The exercise: Exactly repeat the full listing that follows.

Data for this task:
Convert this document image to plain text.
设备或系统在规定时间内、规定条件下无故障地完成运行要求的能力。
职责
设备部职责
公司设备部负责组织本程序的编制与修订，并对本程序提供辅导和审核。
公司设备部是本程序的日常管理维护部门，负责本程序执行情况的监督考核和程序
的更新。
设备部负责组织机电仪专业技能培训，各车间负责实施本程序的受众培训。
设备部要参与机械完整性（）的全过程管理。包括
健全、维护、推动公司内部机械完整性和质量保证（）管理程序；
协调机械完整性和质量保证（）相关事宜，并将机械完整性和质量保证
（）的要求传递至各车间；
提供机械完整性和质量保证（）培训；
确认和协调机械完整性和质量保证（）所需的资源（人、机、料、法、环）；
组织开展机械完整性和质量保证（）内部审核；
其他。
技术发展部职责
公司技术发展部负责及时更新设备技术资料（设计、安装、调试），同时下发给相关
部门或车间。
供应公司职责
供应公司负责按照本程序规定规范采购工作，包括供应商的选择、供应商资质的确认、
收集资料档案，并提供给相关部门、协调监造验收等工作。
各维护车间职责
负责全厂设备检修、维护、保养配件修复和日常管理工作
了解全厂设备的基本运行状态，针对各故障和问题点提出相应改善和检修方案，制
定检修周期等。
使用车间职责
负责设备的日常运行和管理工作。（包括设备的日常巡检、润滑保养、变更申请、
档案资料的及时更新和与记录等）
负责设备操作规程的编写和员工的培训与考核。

Task solution:
Convert this document image to plain text.
设备或系统在规定时间内、规定条件下无故障地完成运行要求的能力。
职责
设备部职责
公司设备部负责组织本程序的编制与修订，并对本程序提供辅导和审核。
公司设备部是本程序的日常管理维护部门，负责本程序执行情况的监督考核和程序
的更新。
设备部负责组织机电仪专业技能培训，各车间负责实施本程序的受众培训。
设备部要参与机械完整性（）的全过程管理。包括
健全、维护、推动公司内部机械完整性和质量保证（）管理程序；
协调机械完整性和质量保证（）相关事宜，并将机械完整性和质量保证
（）的要求传递至各车间；
提供机械完整性和质量保证（）培训；
确认和协调机械完整性和质量保证（）所需的资源（人、机、料、法、环）；
组织开展机械完整性和质量保证（）内部审核；
其他。
技术发展部职责
公司技术发展部负责及时更新设备技术资料（设计、安装、调试），同时下发给相关
部门或车间。
供应公司职责
供应公司负责按照本程序规定规范采购工作，包括供应商的选择、供应商资质的确认、
收集资料档案，并提供给相关部门、协调监造验收等工作。
各维护车间职责
负责全厂设备检修、维护、保养配件修复和日常管理工作
了解全厂设备的基本运行状态，针对各故障和问题点提出相应改善和检修方案，制
定检修周期等。
使用车间职责
负责设备的日常运行和管理工作。（包括设备的日常巡检、润滑保养、变更申请、
档案资料的及时更新和与记录等）
负责设备操作规程的编写和员工的培训与考核。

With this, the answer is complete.